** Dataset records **
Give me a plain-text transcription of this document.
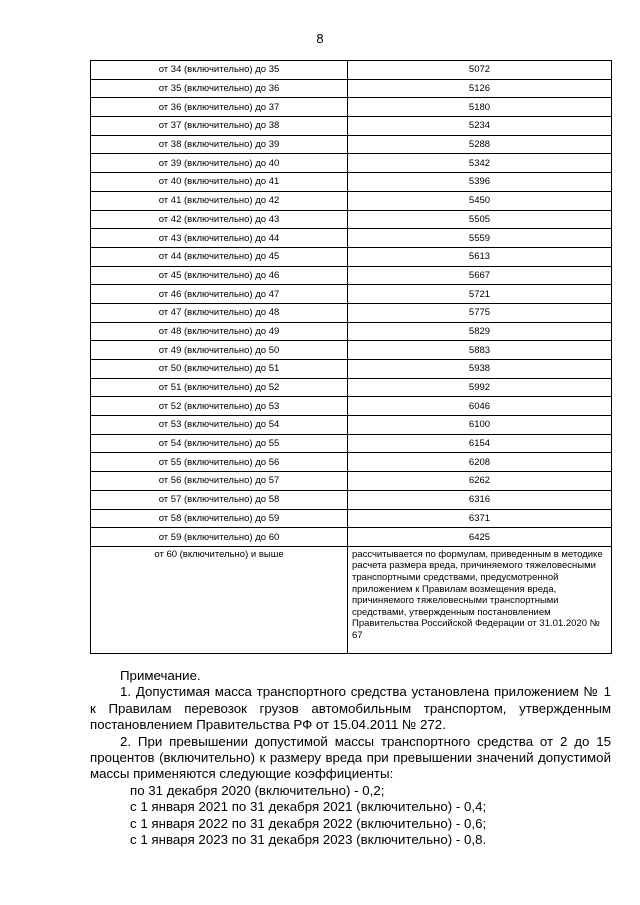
8
от 34 (включительно) до 35	5072
от 35 (включительно) до 36	5126
от 36 (включительно) до 37	5180
от 37 (включительно) до 38	5234
от 38 (включительно) до 39	5288
от 39 (включительно) до 40	5342
от 40 (включительно) до 41	5396
от 41 (включительно) до 42	5450
от 42 (включительно) до 43	5505
от 43 (включительно) до 44	5559
от 44 (включительно) до 45	5613
от 45 (включительно) до 46	5667
от 46 (включительно) до 47	5721
от 47 (включительно) до 48	5775
от 48 (включительно) до 49	5829
от 49 (включительно) до 50	5883
от 50 (включительно) до 51	5938
от 51 (включительно) до 52	5992
от 52 (включительно) до 53	6046
от 53 (включительно) до 54	6100
от 54 (включительно) до 55	6154
от 55 (включительно) до 56	6208
от 56 (включительно) до 57	6262
от 57 (включительно) до 58	6316
от 58 (включительно) до 59	6371
от 59 (включительно) до 60	6425
от 60 (включительно) и выше	рассчитывается по формулам, приведенным в методике расчета размера вреда, причиняемого тяжеловесными транспортными средствами, предусмотренной приложением к Правилам возмещения вреда, причиняемого тяжеловесными транспортными средствами, утвержденным постановлением Правительства Российской Федерации от 31.01.2020 № 67

Примечание.

1. Допустимая масса транспортного средства установлена приложением № 1 к Правилам перевозок грузов автомобильным транспортом, утвержденным постановлением Правительства РФ от 15.04.2011 № 272.

2. При превышении допустимой массы транспортного средства от 2 до 15 процентов (включительно) к размеру вреда при превышении значений допустимой массы применяются следующие коэффициенты:

по 31 декабря 2020 (включительно) - 0,2;

с 1 января 2021 по 31 декабря 2021 (включительно) - 0,4;

с 1 января 2022 по 31 декабря 2022 (включительно) - 0,6;

с 1 января 2023 по 31 декабря 2023 (включительно) - 0,8.
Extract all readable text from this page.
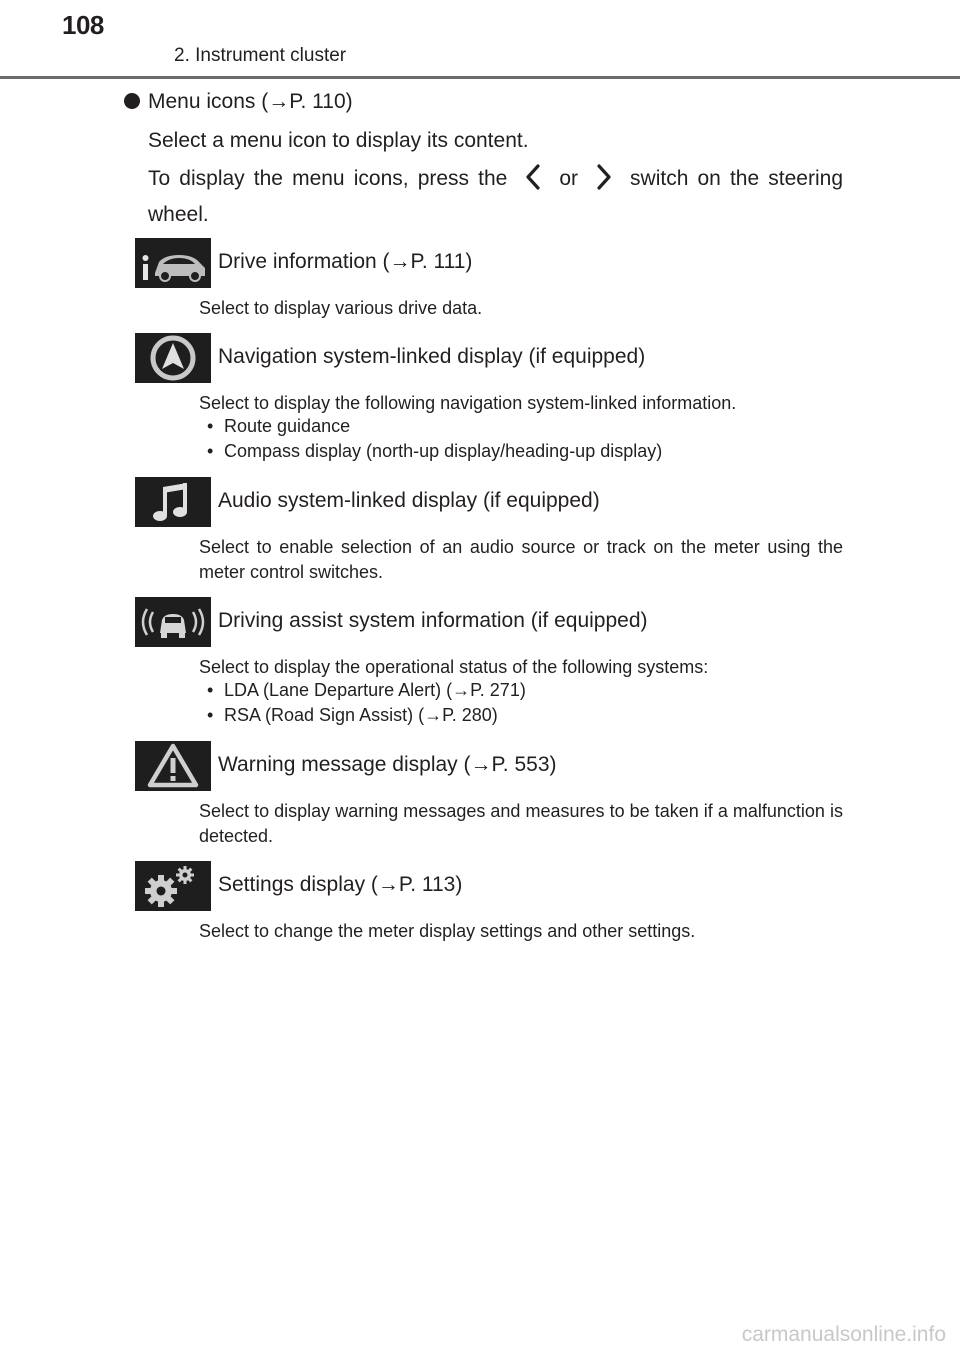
108
2. Instrument cluster
Menu icons (→P. 110)
Select a menu icon to display its content.
To display the menu icons, press the or switch on the steering wheel.
Drive information (→P. 111)
Select to display various drive data.
Navigation system-linked display (if equipped)
Select to display the following navigation system-linked information.
• Route guidance
• Compass display (north-up display/heading-up display)
Audio system-linked display (if equipped)
Select to enable selection of an audio source or track on the meter using the meter control switches.
Driving assist system information (if equipped)
Select to display the operational status of the following systems:
• LDA (Lane Departure Alert) (→P. 271)
• RSA (Road Sign Assist) (→P. 280)
Warning message display (→P. 553)
Select to display warning messages and measures to be taken if a malfunction is detected.
Settings display (→P. 113)
Select to change the meter display settings and other settings.
carmanualsonline.info
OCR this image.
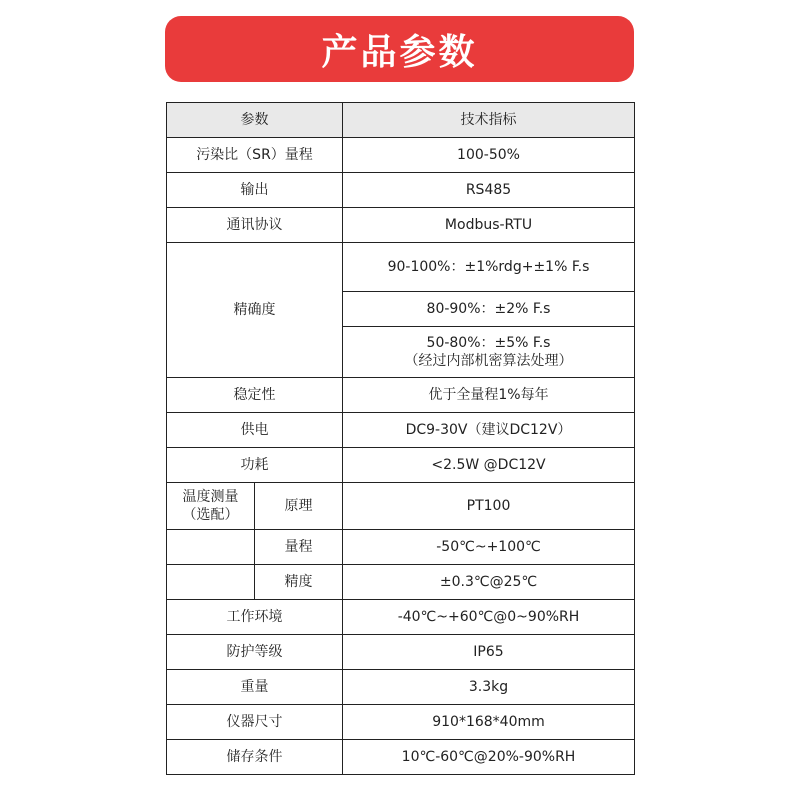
产品参数
参数		技术指标
污染比（SR）量程		100-50%
输出		RS485
通讯协议		Modbus-RTU
精确度		90-100%：±1%rdg+±1% F.s
		80-90%：±2% F.s

		50-80%：±5% F.s
（经过内部机密算法处理）

稳定性		优于全量程1%每年
供电		DC9-30V（建议DC12V）
功耗		<2.5W @DC12V

温度测量
（选配）	原理	PT100
	量程	-50℃~+100℃
	精度	±0.3℃@25℃
工作环境		-40℃~+60℃@0~90%RH
防护等级		IP65
重量		3.3kg
仪器尺寸		910*168*40mm
储存条件		10℃-60℃@20%-90%RH
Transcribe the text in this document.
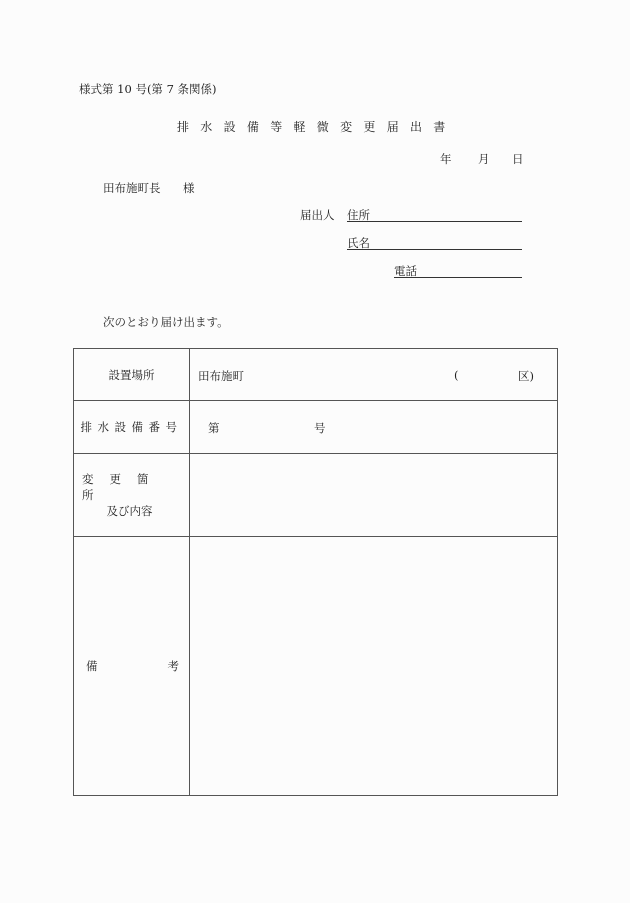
様式第 10 号(第 7 条関係)
排水設備等軽微変更届出書
年 月 日
田布施町長 様
届出人 住所
氏名
電話
次のとおり届け出ます。
設置場所	田布施町 ( 区)

排水設備番号	第 号

変更箇所
及び内容	

備 考	
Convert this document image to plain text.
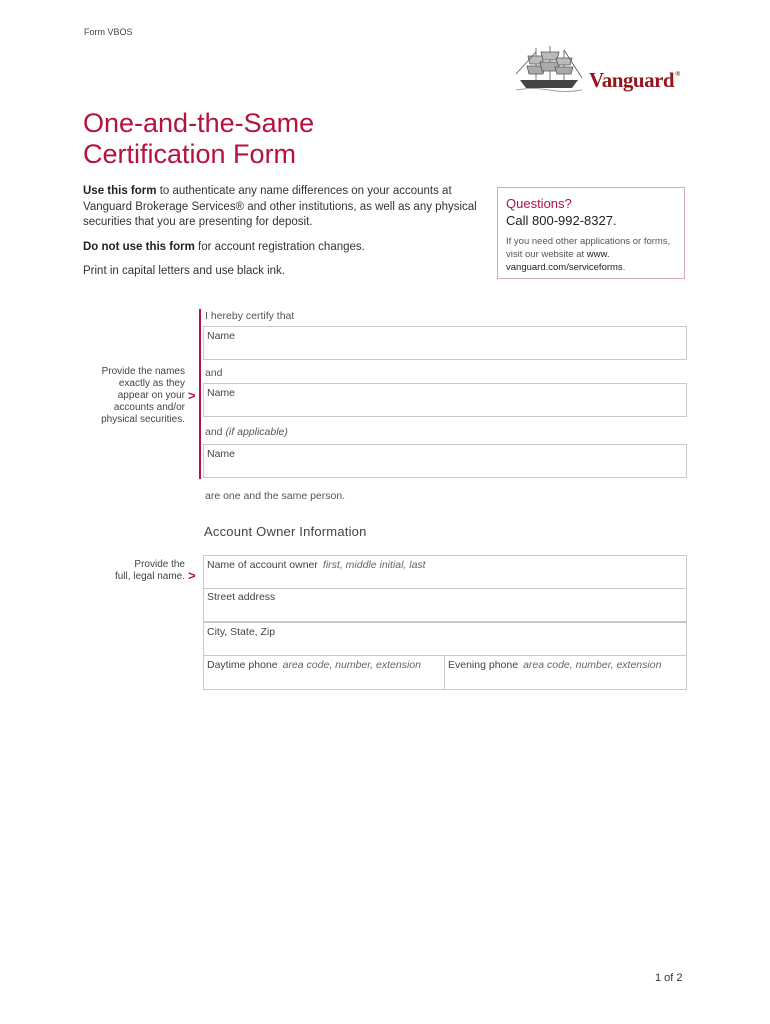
Form VBOS
Vanguard®
One-and-the-Same
Certification Form

Use this form to authenticate any name differences on your accounts at Vanguard Brokerage Services® and other institutions, as well as any physical securities that you are presenting for deposit.

Do not use this form for account registration changes.

Print in capital letters and use black ink.

Questions?
Call 800-992-8327.
If you need other applications or forms, visit our website at www. vanguard.com/serviceforms.
I hereby certify that
Name
Provide the names
exactly as they
appear on your
accounts and/or
physical securities.
>
and
Name
and (if applicable)
Name
are one and the same person.
Account Owner Information
Provide the
full, legal name. >
Name of account owner first, middle initial, last
Street address
City, State, Zip
Daytime phone area code, number, extension	Evening phone area code, number, extension
1 of 2
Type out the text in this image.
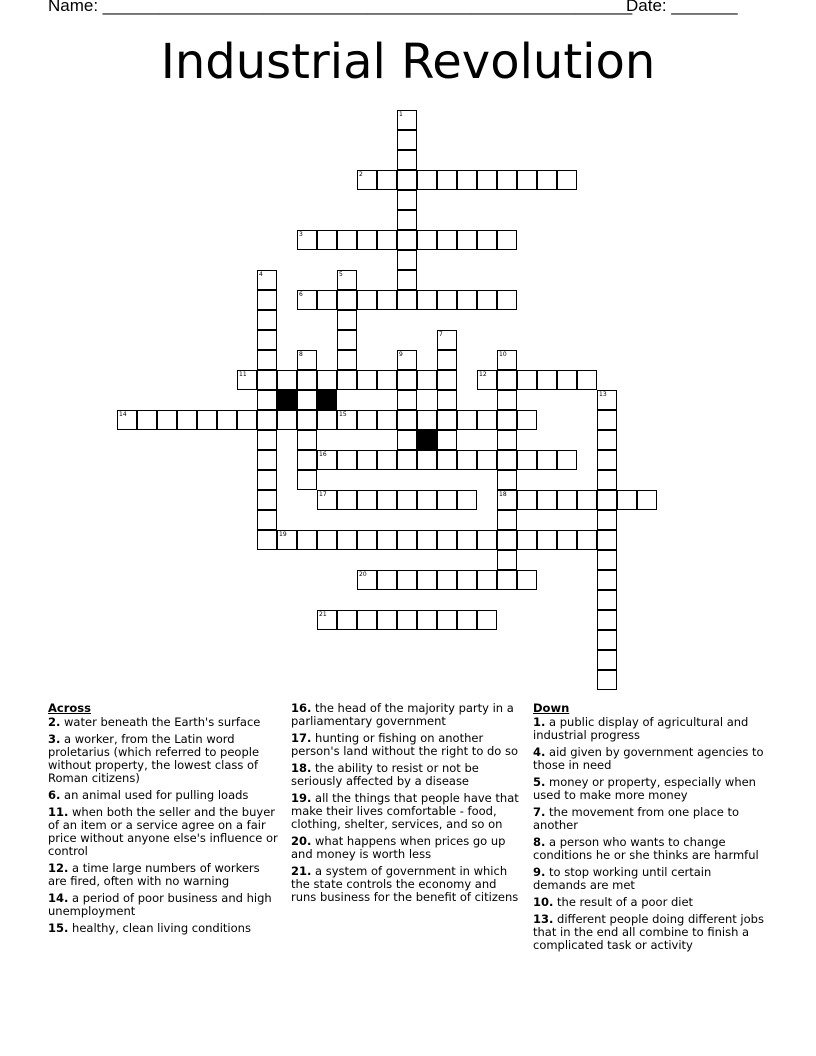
Name: ________________________________________________________
Date: _______
Industrial Revolution
1
2
3
4	5
6
7
8	9	10
18
11	12
13
14	15
16
17
19
20
21
Across
2. water beneath the Earth's surface
3. a worker, from the Latin word proletarius (which referred to people without property, the lowest class of Roman citizens)
6. an animal used for pulling loads
11. when both the seller and the buyer of an item or a service agree on a fair price without anyone else's influence or control
12. a time large numbers of workers are fired, often with no warning
14. a period of poor business and high unemployment
15. healthy, clean living conditions
16. the head of the majority party in a parliamentary government
17. hunting or fishing on another person's land without the right to do so
18. the ability to resist or not be seriously affected by a disease
19. all the things that people have that make their lives comfortable - food, clothing, shelter, services, and so on
20. what happens when prices go up and money is worth less
21. a system of government in which the state controls the economy and runs business for the benefit of citizens
Down
1. a public display of agricultural and industrial progress
4. aid given by government agencies to those in need
5. money or property, especially when used to make more money
7. the movement from one place to another
8. a person who wants to change conditions he or she thinks are harmful
9. to stop working until certain demands are met
10. the result of a poor diet
13. different people doing different jobs that in the end all combine to finish a complicated task or activity
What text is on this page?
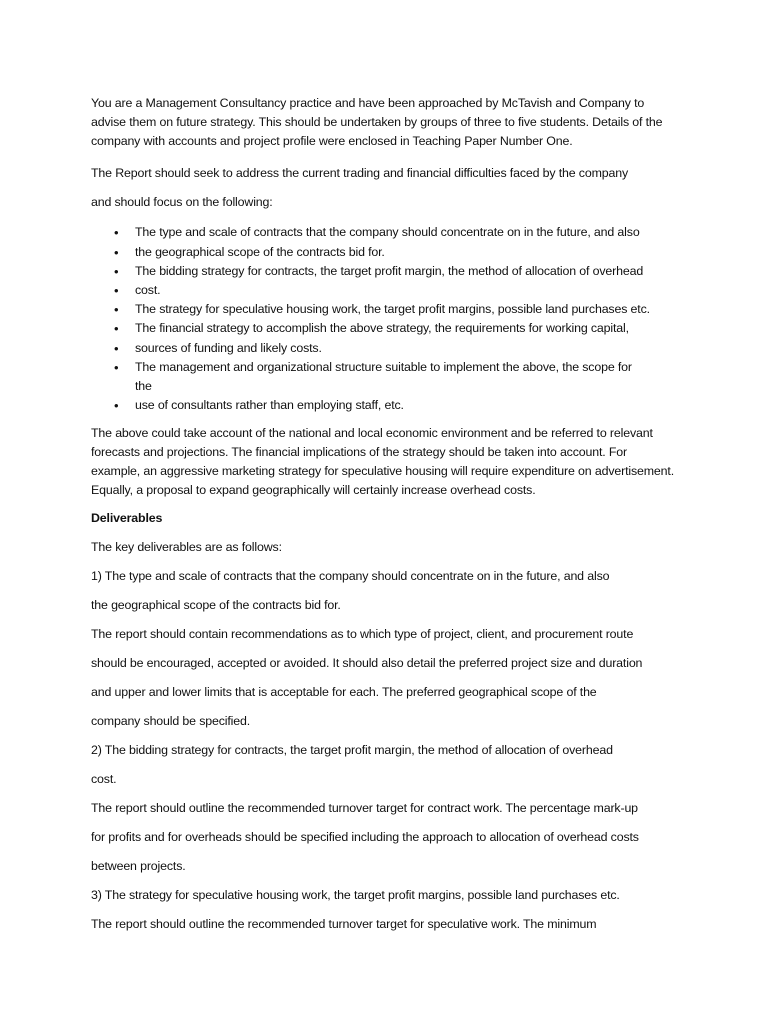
You are a Management Consultancy practice and have been approached by McTavish and Company to advise them on future strategy. This should be undertaken by groups of three to five students. Details of the company with accounts and project profile were enclosed in Teaching Paper Number One.

The Report should seek to address the current trading and financial difficulties faced by the company

and should focus on the following:

• The type and scale of contracts that the company should concentrate on in the future, and also
• the geographical scope of the contracts bid for.
• The bidding strategy for contracts, the target profit margin, the method of allocation of overhead
• cost.
• The strategy for speculative housing work, the target profit margins, possible land purchases etc.
• The financial strategy to accomplish the above strategy, the requirements for working capital,
• sources of funding and likely costs.
• The management and organizational structure suitable to implement the above, the scope for
the
• use of consultants rather than employing staff, etc.

The above could take account of the national and local economic environment and be referred to relevant forecasts and projections. The financial implications of the strategy should be taken into account. For example, an aggressive marketing strategy for speculative housing will require expenditure on advertisement. Equally, a proposal to expand geographically will certainly increase overhead costs.

Deliverables

The key deliverables are as follows:

1) The type and scale of contracts that the company should concentrate on in the future, and also

the geographical scope of the contracts bid for.

The report should contain recommendations as to which type of project, client, and procurement route

should be encouraged, accepted or avoided. It should also detail the preferred project size and duration

and upper and lower limits that is acceptable for each. The preferred geographical scope of the

company should be specified.

2) The bidding strategy for contracts, the target profit margin, the method of allocation of overhead

cost.

The report should outline the recommended turnover target for contract work. The percentage mark-up

for profits and for overheads should be specified including the approach to allocation of overhead costs

between projects.

3) The strategy for speculative housing work, the target profit margins, possible land purchases etc.

The report should outline the recommended turnover target for speculative work. The minimum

** Problem description **
Copy out all lines from the material above that contain the string "recommended".

** Exercise response **
The report should outline the recommended turnover target for contract work. The percentage mark-up
The report should outline the recommended turnover target for speculative work. The minimum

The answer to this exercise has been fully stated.